Goal:
Return only the number of lines in the entries below that hold the word "dispositifs".

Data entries
--

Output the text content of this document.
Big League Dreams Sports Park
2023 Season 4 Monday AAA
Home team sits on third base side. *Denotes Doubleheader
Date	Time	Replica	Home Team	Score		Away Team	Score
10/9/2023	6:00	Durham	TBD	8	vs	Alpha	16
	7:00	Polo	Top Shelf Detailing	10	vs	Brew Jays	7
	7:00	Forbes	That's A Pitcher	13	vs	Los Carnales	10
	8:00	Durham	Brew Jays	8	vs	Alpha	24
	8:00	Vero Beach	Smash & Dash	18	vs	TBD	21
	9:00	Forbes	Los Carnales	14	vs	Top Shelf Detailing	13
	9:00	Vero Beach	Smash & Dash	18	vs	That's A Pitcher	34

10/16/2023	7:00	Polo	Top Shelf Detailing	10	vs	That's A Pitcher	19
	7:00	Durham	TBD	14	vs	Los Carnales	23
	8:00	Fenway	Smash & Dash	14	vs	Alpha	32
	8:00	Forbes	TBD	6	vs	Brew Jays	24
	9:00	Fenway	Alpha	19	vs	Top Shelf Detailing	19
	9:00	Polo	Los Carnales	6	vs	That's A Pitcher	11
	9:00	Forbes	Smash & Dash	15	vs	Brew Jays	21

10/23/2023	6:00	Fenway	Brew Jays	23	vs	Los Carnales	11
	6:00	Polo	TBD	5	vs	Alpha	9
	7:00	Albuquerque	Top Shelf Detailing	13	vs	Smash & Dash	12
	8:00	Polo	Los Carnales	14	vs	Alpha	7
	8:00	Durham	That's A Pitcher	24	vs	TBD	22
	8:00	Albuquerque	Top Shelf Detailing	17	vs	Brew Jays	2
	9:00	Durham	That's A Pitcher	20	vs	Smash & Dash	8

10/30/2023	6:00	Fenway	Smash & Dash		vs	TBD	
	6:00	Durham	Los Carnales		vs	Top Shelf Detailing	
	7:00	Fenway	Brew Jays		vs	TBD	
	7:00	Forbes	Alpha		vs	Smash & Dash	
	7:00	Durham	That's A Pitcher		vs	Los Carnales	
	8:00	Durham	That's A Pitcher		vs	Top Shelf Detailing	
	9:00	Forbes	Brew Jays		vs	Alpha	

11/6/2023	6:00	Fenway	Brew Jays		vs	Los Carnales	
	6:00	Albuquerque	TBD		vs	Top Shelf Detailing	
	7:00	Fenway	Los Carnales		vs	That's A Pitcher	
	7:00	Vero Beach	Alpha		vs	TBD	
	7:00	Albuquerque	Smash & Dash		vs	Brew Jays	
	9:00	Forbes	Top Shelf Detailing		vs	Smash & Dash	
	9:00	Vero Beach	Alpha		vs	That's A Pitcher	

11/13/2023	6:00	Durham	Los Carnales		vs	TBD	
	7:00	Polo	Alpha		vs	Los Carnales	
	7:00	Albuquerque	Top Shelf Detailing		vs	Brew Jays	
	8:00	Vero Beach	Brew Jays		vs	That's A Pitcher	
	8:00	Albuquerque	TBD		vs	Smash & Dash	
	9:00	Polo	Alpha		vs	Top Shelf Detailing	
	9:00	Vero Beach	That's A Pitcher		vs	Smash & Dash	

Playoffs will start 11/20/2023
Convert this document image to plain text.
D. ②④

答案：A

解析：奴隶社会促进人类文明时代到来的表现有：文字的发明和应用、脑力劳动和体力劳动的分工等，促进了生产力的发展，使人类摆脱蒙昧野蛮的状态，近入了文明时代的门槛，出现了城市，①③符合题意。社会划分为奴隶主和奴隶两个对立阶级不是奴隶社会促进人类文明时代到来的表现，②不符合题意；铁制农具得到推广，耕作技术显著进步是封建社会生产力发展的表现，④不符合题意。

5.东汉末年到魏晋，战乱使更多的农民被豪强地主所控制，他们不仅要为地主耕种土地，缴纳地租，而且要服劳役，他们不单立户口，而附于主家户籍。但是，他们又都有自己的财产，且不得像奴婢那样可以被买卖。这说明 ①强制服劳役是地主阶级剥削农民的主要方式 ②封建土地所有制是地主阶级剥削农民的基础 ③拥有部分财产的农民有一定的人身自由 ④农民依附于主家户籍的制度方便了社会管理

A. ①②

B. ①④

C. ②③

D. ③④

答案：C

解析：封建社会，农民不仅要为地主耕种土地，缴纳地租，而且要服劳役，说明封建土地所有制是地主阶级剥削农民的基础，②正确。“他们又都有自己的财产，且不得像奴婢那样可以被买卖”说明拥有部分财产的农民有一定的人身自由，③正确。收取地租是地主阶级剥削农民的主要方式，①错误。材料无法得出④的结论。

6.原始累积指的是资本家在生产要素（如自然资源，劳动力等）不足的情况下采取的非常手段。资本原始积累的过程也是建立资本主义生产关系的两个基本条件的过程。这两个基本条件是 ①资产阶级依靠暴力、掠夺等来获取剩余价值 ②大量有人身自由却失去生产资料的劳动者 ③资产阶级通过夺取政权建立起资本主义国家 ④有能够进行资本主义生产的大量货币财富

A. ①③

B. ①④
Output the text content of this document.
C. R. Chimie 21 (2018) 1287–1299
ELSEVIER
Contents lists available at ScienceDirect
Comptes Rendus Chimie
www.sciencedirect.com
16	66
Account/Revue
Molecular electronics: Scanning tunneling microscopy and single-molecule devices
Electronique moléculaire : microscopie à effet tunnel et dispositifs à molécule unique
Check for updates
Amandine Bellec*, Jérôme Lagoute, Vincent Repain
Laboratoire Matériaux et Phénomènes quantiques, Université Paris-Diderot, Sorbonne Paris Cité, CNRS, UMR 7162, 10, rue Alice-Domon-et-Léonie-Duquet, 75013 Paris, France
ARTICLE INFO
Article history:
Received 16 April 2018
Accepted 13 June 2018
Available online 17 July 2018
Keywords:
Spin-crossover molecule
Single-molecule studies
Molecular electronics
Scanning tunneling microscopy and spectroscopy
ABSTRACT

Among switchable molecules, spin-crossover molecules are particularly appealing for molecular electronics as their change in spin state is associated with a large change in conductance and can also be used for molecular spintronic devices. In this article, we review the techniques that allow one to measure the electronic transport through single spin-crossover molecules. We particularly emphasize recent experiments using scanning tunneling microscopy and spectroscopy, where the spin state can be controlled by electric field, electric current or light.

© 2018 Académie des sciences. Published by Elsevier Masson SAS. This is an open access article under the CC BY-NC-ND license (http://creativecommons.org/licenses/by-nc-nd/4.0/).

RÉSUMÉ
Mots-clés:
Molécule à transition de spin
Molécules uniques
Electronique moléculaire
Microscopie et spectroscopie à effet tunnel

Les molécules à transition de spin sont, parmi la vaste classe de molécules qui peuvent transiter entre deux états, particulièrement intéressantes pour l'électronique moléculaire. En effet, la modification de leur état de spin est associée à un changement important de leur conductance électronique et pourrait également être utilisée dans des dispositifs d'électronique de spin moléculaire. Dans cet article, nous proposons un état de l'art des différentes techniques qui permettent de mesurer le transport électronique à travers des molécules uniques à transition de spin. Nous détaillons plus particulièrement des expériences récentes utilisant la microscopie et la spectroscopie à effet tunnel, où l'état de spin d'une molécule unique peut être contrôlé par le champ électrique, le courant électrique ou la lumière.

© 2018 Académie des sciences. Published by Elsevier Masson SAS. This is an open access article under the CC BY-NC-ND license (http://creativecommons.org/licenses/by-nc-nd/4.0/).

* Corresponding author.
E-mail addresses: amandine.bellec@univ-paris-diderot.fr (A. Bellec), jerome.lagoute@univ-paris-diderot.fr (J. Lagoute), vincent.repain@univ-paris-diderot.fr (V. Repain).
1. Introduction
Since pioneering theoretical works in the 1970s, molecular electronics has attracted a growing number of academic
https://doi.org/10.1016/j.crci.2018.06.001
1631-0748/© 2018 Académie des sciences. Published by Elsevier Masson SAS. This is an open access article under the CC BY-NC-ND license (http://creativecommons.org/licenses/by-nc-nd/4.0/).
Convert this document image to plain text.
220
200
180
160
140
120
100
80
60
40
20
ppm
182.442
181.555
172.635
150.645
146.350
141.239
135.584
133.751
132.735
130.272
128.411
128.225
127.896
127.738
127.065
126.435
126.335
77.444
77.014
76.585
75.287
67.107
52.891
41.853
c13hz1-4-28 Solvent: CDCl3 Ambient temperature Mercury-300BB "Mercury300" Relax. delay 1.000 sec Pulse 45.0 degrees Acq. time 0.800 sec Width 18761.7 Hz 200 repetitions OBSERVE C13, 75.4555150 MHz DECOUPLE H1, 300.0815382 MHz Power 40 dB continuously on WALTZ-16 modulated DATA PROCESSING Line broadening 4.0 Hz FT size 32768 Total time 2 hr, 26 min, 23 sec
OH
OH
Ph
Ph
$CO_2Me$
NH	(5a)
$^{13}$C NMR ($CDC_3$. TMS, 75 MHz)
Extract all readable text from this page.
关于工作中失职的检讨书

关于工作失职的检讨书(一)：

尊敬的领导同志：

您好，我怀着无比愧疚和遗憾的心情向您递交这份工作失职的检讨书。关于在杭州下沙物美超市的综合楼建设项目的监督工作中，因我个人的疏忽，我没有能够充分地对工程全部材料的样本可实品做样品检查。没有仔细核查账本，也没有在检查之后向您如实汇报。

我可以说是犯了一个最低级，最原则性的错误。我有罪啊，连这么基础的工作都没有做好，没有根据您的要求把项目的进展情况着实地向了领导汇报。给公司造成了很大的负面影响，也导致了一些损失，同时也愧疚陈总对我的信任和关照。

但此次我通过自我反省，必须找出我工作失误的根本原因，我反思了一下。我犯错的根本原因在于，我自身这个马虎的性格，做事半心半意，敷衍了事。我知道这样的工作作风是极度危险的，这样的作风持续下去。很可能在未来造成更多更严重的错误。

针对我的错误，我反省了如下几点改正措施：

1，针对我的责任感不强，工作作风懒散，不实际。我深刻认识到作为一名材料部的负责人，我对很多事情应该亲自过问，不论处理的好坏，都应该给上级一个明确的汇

--

Task response:
2